(Dataset records)
────

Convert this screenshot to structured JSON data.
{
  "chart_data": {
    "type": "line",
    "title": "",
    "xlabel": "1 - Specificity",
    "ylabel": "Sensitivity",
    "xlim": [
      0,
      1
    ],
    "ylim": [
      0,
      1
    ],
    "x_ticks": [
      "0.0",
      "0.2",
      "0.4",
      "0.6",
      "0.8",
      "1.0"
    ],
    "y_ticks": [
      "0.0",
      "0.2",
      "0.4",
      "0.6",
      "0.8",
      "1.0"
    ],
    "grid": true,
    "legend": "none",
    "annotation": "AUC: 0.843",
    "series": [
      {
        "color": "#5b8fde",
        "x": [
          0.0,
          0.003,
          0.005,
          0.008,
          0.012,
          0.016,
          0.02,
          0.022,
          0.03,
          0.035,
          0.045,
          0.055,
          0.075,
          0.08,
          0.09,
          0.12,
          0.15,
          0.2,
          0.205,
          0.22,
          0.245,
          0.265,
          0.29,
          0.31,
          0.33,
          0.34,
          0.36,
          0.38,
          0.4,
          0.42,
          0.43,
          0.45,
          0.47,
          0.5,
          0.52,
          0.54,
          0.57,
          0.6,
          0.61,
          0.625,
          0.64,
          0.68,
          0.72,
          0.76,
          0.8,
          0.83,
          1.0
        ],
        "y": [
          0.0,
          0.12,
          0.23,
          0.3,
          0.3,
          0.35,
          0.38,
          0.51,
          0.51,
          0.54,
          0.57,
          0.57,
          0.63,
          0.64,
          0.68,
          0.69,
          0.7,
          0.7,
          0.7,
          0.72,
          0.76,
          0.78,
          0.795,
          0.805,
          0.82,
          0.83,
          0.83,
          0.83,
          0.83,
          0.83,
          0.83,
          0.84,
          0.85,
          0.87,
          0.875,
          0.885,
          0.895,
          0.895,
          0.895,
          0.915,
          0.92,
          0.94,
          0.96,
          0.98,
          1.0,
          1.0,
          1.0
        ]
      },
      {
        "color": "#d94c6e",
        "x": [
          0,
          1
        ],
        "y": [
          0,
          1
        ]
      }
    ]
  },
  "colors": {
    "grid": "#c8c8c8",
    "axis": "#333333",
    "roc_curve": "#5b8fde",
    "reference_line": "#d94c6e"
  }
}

────

Repeat the whole listing exactly, keeping every line intact.

Convert this screenshot to structured JSON data.
{
  "chart_data": {
    "type": "line",
    "title": "",
    "xlabel": "1 - Specificity",
    "ylabel": "Sensitivity",
    "xlim": [
      0,
      1
    ],
    "ylim": [
      0,
      1
    ],
    "x_ticks": [
      "0.0",
      "0.2",
      "0.4",
      "0.6",
      "0.8",
      "1.0"
    ],
    "y_ticks": [
      "0.0",
      "0.2",
      "0.4",
      "0.6",
      "0.8",
      "1.0"
    ],
    "grid": true,
    "legend": "none",
    "annotation": "AUC: 0.843",
    "series": [
      {
        "color": "#5b8fde",
        "x": [
          0.0,
          0.003,
          0.005,
          0.008,
          0.012,
          0.016,
          0.02,
          0.022,
          0.03,
          0.035,
          0.045,
          0.055,
          0.075,
          0.08,
          0.09,
          0.12,
          0.15,
          0.2,
          0.205,
          0.22,
          0.245,
          0.265,
          0.29,
          0.31,
          0.33,
          0.34,
          0.36,
          0.38,
          0.4,
          0.42,
          0.43,
          0.45,
          0.47,
          0.5,
          0.52,
          0.54,
          0.57,
          0.6,
          0.61,
          0.625,
          0.64,
          0.68,
          0.72,
          0.76,
          0.8,
          0.83,
          1.0
        ],
        "y": [
          0.0,
          0.12,
          0.23,
          0.3,
          0.3,
          0.35,
          0.38,
          0.51,
          0.51,
          0.54,
          0.57,
          0.57,
          0.63,
          0.64,
          0.68,
          0.69,
          0.7,
          0.7,
          0.7,
          0.72,
          0.76,
          0.78,
          0.795,
          0.805,
          0.82,
          0.83,
          0.83,
          0.83,
          0.83,
          0.83,
          0.83,
          0.84,
          0.85,
          0.87,
          0.875,
          0.885,
          0.895,
          0.895,
          0.895,
          0.915,
          0.92,
          0.94,
          0.96,
          0.98,
          1.0,
          1.0,
          1.0
        ]
      },
      {
        "color": "#d94c6e",
        "x": [
          0,
          1
        ],
        "y": [
          0,
          1
        ]
      }
    ]
  },
  "colors": {
    "grid": "#c8c8c8",
    "axis": "#333333",
    "roc_curve": "#5b8fde",
    "reference_line": "#d94c6e"
  }
}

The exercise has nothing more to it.